Work required: Hunt for the word "基本面好于预期" across the entries below, copying each line that holds it.

Provided records:
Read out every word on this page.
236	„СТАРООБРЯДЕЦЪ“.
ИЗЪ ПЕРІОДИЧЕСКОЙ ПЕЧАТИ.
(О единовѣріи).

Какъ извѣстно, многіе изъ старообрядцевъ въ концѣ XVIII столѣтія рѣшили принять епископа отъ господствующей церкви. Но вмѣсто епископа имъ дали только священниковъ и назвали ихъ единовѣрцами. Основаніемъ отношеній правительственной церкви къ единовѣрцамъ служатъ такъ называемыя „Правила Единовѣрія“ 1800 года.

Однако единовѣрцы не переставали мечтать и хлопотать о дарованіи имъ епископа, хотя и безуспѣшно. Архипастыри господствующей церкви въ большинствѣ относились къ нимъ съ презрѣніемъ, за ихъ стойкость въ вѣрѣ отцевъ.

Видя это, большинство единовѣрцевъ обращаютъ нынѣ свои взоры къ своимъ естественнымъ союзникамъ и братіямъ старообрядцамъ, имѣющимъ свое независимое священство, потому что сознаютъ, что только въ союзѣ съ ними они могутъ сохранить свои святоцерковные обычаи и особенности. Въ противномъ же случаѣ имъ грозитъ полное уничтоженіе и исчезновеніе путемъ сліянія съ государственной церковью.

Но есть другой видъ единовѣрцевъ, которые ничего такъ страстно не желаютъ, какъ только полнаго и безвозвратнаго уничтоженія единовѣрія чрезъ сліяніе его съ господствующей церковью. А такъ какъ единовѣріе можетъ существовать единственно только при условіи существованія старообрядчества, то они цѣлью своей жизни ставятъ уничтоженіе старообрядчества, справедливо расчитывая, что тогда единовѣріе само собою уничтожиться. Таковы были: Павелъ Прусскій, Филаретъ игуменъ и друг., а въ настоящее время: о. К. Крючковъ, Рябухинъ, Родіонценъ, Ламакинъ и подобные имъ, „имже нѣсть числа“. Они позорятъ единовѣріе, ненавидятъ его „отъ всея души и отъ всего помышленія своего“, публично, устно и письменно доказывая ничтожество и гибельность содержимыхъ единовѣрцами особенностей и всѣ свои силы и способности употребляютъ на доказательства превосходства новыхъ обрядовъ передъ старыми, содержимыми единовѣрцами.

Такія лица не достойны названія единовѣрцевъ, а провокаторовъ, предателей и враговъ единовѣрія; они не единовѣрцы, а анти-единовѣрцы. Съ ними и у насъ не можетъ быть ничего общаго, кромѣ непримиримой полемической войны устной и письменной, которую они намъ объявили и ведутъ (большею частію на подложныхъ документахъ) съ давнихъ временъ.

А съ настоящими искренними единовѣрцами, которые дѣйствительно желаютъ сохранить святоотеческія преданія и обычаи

--

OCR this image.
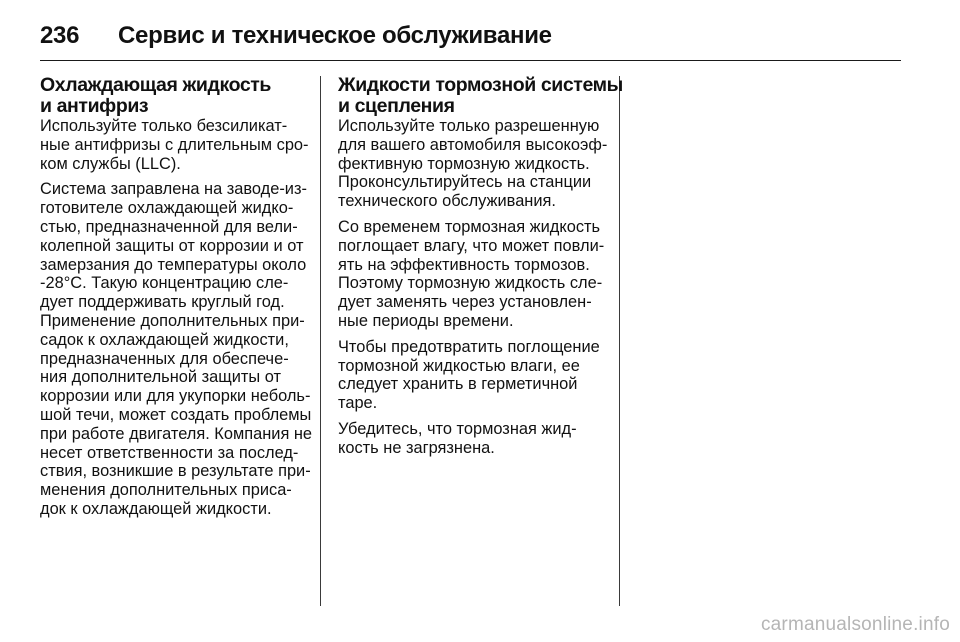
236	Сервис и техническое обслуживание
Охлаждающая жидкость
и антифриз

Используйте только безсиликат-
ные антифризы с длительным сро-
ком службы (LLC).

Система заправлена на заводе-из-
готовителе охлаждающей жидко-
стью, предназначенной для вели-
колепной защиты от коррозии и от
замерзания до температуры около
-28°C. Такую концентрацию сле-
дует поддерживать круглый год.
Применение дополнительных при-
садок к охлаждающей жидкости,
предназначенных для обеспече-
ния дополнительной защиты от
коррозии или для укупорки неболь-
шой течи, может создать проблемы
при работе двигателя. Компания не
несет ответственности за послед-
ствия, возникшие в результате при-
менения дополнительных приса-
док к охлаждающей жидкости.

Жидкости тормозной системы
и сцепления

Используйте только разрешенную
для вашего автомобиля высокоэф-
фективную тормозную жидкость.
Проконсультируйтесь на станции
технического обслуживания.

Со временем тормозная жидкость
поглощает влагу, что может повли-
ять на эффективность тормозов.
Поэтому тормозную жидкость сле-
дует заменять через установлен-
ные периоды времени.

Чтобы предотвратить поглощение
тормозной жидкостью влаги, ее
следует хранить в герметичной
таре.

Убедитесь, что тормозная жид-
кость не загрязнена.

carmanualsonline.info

...

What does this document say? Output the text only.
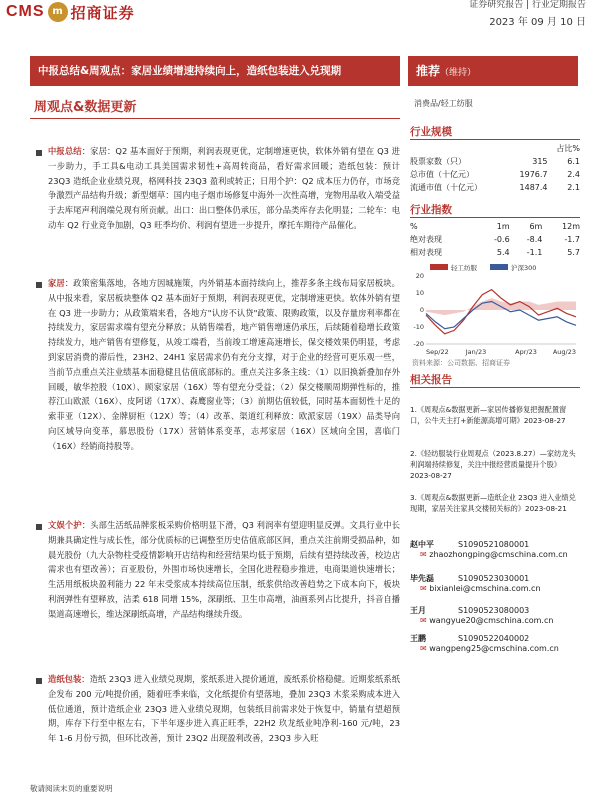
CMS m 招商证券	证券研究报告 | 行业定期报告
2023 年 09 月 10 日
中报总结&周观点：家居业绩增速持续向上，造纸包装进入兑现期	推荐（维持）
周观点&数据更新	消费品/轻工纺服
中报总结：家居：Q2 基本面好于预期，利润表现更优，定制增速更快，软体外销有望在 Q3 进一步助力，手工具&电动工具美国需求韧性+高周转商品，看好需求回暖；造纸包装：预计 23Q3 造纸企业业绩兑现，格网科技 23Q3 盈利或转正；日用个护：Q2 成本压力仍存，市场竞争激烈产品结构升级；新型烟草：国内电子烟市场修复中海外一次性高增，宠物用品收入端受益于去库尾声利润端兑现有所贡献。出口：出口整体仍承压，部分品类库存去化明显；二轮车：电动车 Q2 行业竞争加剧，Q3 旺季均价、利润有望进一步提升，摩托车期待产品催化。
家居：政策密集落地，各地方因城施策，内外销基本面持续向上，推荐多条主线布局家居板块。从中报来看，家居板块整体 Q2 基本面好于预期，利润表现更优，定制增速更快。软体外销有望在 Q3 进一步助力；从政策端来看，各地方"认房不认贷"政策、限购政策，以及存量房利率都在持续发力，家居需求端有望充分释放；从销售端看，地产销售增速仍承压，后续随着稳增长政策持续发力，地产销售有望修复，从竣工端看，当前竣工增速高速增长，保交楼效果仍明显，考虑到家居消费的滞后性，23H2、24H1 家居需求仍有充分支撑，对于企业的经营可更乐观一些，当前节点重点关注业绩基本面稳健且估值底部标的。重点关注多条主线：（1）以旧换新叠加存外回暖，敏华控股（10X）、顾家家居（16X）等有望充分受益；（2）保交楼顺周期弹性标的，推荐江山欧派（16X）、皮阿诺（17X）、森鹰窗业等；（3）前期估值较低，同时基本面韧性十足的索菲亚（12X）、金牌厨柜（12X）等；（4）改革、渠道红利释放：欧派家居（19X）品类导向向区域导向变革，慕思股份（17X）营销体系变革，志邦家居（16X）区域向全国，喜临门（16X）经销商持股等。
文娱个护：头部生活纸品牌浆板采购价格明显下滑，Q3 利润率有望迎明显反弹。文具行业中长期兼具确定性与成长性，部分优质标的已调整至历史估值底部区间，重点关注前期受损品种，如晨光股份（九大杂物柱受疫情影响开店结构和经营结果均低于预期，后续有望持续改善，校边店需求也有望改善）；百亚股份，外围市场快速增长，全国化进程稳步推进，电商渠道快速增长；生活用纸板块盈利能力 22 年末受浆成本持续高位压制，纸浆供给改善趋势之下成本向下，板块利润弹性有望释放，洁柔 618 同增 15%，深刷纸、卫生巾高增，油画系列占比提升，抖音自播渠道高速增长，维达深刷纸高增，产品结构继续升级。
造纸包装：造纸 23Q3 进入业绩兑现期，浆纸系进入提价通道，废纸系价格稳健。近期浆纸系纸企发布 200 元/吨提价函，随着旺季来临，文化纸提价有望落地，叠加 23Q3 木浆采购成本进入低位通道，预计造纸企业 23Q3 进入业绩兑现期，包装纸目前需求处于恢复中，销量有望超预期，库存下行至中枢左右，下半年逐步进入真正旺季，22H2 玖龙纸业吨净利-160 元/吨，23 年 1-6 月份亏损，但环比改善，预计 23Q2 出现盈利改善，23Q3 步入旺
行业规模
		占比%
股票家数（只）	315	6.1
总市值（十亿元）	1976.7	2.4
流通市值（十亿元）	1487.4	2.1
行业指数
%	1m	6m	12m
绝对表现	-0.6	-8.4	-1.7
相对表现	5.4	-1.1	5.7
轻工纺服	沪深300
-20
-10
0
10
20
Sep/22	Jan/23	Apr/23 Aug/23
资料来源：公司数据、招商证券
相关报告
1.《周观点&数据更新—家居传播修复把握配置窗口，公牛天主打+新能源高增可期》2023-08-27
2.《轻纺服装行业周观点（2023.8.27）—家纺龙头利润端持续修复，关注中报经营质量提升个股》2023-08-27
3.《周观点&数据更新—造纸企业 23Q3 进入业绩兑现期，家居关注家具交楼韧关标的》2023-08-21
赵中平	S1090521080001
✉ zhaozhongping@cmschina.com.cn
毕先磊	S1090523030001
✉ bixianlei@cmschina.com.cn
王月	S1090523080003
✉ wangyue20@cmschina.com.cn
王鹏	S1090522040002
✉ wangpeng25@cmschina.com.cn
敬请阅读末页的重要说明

Written response:
中报总结：家居：Q2 基本面好于预期，利润表现更优，定制增速更快，软体外销有望在 Q3 进一步助力，手工具&电动工具美国需求韧性+高周转商品，看好需求回暖；造纸包装：预计 23Q3 造纸企业业绩兑现，格网科技 23Q3 盈利或转正；日用个护：Q2 成本压力仍存，市场竞争激烈产品结构升级；新型烟草：国内电子烟市场修复中海外一次性高增，宠物用品收入端受益于去库尾声利润端兑现有所贡献。出口：出口整体仍承压，部分品类库存去化明显；二轮车：电动车 Q2 行业竞争加剧，Q3 旺季均价、利润有望进一步提升，摩托车期待产品催化。
家居：政策密集落地，各地方因城施策，内外销基本面持续向上，推荐多条主线布局家居板块。从中报来看，家居板块整体 Q2 基本面好于预期，利润表现更优，定制增速更快。软体外销有望在 Q3 进一步助力；从政策端来看，各地方"认房不认贷"政策、限购政策，以及存量房利率都在持续发力，家居需求端有望充分释放；从销售端看，地产销售增速仍承压，后续随着稳增长政策持续发力，地产销售有望修复，从竣工端看，当前竣工增速高速增长，保交楼效果仍明显，考虑到家居消费的滞后性，23H2、24H1 家居需求仍有充分支撑，对于企业的经营可更乐观一些，当前节点重点关注业绩基本面稳健且估值底部标的。重点关注多条主线：（1）以旧换新叠加存外回暖，敏华控股（10X）、顾家家居（16X）等有望充分受益；（2）保交楼顺周期弹性标的，推荐江山欧派（16X）、皮阿诺（17X）、森鹰窗业等；（3）前期估值较低，同时基本面韧性十足的索菲亚（12X）、金牌厨柜（12X）等；（4）改革、渠道红利释放：欧派家居（19X）品类导向向区域导向变革，慕思股份（17X）营销体系变革，志邦家居（16X）区域向全国，喜临门（16X）经销商持股等。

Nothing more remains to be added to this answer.